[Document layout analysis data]
↓↓↓
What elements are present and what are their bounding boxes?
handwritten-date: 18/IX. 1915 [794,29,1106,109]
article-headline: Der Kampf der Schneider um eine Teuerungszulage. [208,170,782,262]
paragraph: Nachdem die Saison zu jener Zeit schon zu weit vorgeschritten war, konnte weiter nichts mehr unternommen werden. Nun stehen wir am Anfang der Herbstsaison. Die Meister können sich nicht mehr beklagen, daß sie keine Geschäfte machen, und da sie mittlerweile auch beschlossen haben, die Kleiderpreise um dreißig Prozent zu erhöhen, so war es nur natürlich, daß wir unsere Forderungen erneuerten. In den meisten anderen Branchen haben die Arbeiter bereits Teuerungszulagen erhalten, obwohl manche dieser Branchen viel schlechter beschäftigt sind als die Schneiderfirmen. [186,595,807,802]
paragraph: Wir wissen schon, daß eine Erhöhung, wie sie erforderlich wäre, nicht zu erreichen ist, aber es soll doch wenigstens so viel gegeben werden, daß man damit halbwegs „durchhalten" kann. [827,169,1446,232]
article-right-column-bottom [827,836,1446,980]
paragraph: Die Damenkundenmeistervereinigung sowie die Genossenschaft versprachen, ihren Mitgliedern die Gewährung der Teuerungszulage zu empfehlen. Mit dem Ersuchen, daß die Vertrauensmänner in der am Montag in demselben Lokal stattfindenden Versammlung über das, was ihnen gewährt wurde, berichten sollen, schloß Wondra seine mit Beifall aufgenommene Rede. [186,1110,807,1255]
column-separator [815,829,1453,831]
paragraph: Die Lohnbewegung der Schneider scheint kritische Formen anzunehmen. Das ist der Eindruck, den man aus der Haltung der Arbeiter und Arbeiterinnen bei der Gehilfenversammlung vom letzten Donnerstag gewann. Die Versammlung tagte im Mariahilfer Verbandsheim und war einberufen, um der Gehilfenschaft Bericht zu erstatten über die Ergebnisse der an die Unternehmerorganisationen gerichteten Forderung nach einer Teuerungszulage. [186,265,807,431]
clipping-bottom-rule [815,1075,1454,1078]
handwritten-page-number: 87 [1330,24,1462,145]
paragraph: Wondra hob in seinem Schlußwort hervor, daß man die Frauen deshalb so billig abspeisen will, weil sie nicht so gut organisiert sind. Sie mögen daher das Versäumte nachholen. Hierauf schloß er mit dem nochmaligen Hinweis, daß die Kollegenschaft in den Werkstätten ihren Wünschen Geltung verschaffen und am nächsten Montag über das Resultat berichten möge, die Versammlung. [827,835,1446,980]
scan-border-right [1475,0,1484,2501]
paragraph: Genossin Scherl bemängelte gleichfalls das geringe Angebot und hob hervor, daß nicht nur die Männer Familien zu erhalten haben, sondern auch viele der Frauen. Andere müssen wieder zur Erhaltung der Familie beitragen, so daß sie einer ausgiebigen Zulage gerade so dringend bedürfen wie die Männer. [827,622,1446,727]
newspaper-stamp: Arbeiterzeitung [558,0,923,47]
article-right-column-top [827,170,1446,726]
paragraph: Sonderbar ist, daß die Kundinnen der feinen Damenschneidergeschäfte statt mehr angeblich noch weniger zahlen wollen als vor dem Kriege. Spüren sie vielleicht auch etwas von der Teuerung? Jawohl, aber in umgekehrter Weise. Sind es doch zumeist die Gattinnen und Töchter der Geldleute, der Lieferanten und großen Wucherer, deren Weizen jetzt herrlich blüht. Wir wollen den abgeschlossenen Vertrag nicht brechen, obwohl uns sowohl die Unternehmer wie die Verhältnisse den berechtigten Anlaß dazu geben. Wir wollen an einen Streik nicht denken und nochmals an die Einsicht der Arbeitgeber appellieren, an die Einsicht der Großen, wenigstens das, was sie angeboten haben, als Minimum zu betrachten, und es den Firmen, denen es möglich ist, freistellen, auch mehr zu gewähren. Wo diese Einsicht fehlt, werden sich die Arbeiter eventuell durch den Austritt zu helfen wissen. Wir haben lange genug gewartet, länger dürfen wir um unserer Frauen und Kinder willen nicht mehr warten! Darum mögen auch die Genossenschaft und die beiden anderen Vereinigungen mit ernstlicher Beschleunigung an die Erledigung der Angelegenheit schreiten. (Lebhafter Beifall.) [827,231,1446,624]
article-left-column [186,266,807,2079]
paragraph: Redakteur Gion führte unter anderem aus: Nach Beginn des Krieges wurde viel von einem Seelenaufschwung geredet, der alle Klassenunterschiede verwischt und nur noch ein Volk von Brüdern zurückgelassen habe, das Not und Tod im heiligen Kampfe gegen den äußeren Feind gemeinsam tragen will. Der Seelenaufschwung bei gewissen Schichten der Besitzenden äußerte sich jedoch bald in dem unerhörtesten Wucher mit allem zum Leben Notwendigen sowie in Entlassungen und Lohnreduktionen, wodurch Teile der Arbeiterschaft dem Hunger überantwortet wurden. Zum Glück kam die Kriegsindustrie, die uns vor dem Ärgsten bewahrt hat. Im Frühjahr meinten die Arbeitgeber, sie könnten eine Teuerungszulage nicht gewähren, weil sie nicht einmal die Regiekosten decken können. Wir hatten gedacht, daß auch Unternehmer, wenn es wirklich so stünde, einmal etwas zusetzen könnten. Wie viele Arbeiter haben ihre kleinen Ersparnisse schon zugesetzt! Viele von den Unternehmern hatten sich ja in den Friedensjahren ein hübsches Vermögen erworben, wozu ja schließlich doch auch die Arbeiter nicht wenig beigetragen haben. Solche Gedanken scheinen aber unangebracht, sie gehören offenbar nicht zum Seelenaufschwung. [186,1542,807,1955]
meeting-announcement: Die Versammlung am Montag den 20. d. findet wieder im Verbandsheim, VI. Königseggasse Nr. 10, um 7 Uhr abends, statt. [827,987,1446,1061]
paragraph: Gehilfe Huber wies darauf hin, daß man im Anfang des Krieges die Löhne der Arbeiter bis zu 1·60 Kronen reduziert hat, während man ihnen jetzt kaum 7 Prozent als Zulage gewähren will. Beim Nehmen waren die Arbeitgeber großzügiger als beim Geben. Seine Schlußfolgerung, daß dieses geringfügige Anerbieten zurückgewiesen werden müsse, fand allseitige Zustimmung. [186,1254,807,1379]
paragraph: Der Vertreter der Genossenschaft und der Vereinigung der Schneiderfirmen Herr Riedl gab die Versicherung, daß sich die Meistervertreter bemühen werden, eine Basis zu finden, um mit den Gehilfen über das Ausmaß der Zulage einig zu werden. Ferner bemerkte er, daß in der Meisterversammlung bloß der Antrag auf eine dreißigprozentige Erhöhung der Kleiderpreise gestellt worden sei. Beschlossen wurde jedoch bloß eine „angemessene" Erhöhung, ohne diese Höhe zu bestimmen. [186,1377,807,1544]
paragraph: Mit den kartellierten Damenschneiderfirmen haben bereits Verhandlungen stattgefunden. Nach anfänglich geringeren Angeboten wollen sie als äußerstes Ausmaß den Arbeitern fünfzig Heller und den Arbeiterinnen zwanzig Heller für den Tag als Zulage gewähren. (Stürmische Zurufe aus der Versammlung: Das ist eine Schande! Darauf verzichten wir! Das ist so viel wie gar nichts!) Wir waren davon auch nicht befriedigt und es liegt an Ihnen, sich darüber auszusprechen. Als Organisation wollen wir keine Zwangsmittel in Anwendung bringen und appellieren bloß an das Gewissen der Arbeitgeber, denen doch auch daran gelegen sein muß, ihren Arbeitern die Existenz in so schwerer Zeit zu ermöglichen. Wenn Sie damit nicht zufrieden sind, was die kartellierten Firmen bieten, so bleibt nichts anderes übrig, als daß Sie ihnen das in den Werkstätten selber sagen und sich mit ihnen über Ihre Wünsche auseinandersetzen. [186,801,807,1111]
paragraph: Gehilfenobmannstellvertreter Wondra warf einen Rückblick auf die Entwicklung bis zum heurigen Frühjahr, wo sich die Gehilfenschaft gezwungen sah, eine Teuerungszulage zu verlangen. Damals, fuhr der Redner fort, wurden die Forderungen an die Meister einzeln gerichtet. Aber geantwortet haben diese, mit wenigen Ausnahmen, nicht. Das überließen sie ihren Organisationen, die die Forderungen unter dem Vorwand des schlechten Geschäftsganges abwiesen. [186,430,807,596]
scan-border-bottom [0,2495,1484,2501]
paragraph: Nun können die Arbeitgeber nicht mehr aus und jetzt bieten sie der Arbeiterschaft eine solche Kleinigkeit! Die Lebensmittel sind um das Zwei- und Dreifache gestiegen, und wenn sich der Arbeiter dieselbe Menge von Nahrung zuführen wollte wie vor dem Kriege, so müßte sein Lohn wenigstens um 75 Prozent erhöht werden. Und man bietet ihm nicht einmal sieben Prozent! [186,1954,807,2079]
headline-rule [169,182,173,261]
↑↑↑
■ **What you should do**
Determine the number of lines in the entries that contain "right", then write that number alone.

■ **Response**
3